*Exercise prompt*. Copy every record word for word.

--- Material provided ---

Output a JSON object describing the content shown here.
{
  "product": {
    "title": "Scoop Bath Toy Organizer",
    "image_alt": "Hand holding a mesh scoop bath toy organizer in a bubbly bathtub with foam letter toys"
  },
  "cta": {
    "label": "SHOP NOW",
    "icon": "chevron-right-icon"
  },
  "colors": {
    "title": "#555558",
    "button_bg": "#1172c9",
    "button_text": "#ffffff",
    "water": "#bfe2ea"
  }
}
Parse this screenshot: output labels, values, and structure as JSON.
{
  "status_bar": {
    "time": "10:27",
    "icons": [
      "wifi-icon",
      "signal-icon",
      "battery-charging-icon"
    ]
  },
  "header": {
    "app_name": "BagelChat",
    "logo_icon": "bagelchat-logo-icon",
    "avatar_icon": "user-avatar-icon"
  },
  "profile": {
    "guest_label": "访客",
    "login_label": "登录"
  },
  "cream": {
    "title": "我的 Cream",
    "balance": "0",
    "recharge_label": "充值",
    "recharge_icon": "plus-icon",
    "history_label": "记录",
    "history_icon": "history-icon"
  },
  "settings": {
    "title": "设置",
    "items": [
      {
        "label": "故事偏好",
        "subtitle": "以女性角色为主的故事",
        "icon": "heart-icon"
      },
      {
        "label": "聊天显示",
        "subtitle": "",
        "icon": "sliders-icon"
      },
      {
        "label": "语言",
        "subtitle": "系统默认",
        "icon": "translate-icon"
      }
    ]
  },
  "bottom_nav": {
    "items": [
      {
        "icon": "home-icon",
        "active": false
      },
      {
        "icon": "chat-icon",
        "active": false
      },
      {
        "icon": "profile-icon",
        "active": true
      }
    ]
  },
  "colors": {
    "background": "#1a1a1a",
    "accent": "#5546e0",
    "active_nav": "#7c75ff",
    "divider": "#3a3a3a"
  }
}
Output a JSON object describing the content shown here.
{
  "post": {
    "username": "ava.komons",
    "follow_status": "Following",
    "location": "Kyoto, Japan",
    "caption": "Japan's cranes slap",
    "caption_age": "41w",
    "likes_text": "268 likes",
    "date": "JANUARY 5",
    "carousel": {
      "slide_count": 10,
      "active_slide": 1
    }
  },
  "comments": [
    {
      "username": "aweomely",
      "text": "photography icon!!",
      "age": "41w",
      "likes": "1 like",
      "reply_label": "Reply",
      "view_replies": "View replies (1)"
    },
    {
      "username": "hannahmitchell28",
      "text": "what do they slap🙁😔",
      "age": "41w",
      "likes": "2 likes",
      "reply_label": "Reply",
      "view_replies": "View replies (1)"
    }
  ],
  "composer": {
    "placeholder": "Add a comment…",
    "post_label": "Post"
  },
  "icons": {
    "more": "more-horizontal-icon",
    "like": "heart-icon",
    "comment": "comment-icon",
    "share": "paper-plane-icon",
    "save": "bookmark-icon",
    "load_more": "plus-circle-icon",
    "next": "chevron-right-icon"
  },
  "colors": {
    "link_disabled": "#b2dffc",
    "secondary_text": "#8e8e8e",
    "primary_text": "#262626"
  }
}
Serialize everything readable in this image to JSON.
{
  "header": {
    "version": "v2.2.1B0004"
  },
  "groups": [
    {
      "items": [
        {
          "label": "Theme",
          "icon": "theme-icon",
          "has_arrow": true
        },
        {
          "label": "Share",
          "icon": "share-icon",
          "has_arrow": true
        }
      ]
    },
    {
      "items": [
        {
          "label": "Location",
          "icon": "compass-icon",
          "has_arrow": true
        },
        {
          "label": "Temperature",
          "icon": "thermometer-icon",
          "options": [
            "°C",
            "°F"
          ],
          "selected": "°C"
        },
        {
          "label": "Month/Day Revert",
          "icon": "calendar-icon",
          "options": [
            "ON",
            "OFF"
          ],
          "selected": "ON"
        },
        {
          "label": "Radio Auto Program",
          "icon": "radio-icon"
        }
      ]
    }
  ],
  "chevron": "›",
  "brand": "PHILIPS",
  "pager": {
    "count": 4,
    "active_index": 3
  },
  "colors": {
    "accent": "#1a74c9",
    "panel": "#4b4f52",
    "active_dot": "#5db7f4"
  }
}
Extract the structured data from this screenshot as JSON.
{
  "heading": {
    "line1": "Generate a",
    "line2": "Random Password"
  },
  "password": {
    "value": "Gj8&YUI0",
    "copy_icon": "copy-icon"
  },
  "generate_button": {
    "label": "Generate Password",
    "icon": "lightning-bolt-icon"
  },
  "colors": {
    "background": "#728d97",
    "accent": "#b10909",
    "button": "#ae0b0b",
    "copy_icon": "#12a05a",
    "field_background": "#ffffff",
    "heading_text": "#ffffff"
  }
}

---

*Answer to this problem*.
Output a JSON object describing the content shown here.
{
  "product": {
    "title": "Scoop Bath Toy Organizer",
    "image_alt": "Hand holding a mesh scoop bath toy organizer in a bubbly bathtub with foam letter toys"
  },
  "cta": {
    "label": "SHOP NOW",
    "icon": "chevron-right-icon"
  },
  "colors": {
    "title": "#555558",
    "button_bg": "#1172c9",
    "button_text": "#ffffff",
    "water": "#bfe2ea"
  }
}
Parse this screenshot: output labels, values, and structure as JSON.
{
  "status_bar": {
    "time": "10:27",
    "icons": [
      "wifi-icon",
      "signal-icon",
      "battery-charging-icon"
    ]
  },
  "header": {
    "app_name": "BagelChat",
    "logo_icon": "bagelchat-logo-icon",
    "avatar_icon": "user-avatar-icon"
  },
  "profile": {
    "guest_label": "访客",
    "login_label": "登录"
  },
  "cream": {
    "title": "我的 Cream",
    "balance": "0",
    "recharge_label": "充值",
    "recharge_icon": "plus-icon",
    "history_label": "记录",
    "history_icon": "history-icon"
  },
  "settings": {
    "title": "设置",
    "items": [
      {
        "label": "故事偏好",
        "subtitle": "以女性角色为主的故事",
        "icon": "heart-icon"
      },
      {
        "label": "聊天显示",
        "subtitle": "",
        "icon": "sliders-icon"
      },
      {
        "label": "语言",
        "subtitle": "系统默认",
        "icon": "translate-icon"
      }
    ]
  },
  "bottom_nav": {
    "items": [
      {
        "icon": "home-icon",
        "active": false
      },
      {
        "icon": "chat-icon",
        "active": false
      },
      {
        "icon": "profile-icon",
        "active": true
      }
    ]
  },
  "colors": {
    "background": "#1a1a1a",
    "accent": "#5546e0",
    "active_nav": "#7c75ff",
    "divider": "#3a3a3a"
  }
}
Output a JSON object describing the content shown here.
{
  "post": {
    "username": "ava.komons",
    "follow_status": "Following",
    "location": "Kyoto, Japan",
    "caption": "Japan's cranes slap",
    "caption_age": "41w",
    "likes_text": "268 likes",
    "date": "JANUARY 5",
    "carousel": {
      "slide_count": 10,
      "active_slide": 1
    }
  },
  "comments": [
    {
      "username": "aweomely",
      "text": "photography icon!!",
      "age": "41w",
      "likes": "1 like",
      "reply_label": "Reply",
      "view_replies": "View replies (1)"
    },
    {
      "username": "hannahmitchell28",
      "text": "what do they slap🙁😔",
      "age": "41w",
      "likes": "2 likes",
      "reply_label": "Reply",
      "view_replies": "View replies (1)"
    }
  ],
  "composer": {
    "placeholder": "Add a comment…",
    "post_label": "Post"
  },
  "icons": {
    "more": "more-horizontal-icon",
    "like": "heart-icon",
    "comment": "comment-icon",
    "share": "paper-plane-icon",
    "save": "bookmark-icon",
    "load_more": "plus-circle-icon",
    "next": "chevron-right-icon"
  },
  "colors": {
    "link_disabled": "#b2dffc",
    "secondary_text": "#8e8e8e",
    "primary_text": "#262626"
  }
}
Serialize everything readable in this image to JSON.
{
  "header": {
    "version": "v2.2.1B0004"
  },
  "groups": [
    {
      "items": [
        {
          "label": "Theme",
          "icon": "theme-icon",
          "has_arrow": true
        },
        {
          "label": "Share",
          "icon": "share-icon",
          "has_arrow": true
        }
      ]
    },
    {
      "items": [
        {
          "label": "Location",
          "icon": "compass-icon",
          "has_arrow": true
        },
        {
          "label": "Temperature",
          "icon": "thermometer-icon",
          "options": [
            "°C",
            "°F"
          ],
          "selected": "°C"
        },
        {
          "label": "Month/Day Revert",
          "icon": "calendar-icon",
          "options": [
            "ON",
            "OFF"
          ],
          "selected": "ON"
        },
        {
          "label": "Radio Auto Program",
          "icon": "radio-icon"
        }
      ]
    }
  ],
  "chevron": "›",
  "brand": "PHILIPS",
  "pager": {
    "count": 4,
    "active_index": 3
  },
  "colors": {
    "accent": "#1a74c9",
    "panel": "#4b4f52",
    "active_dot": "#5db7f4"
  }
}
Extract the structured data from this screenshot as JSON.
{
  "heading": {
    "line1": "Generate a",
    "line2": "Random Password"
  },
  "password": {
    "value": "Gj8&YUI0",
    "copy_icon": "copy-icon"
  },
  "generate_button": {
    "label": "Generate Password",
    "icon": "lightning-bolt-icon"
  },
  "colors": {
    "background": "#728d97",
    "accent": "#b10909",
    "button": "#ae0b0b",
    "copy_icon": "#12a05a",
    "field_background": "#ffffff",
    "heading_text": "#ffffff"
  }
}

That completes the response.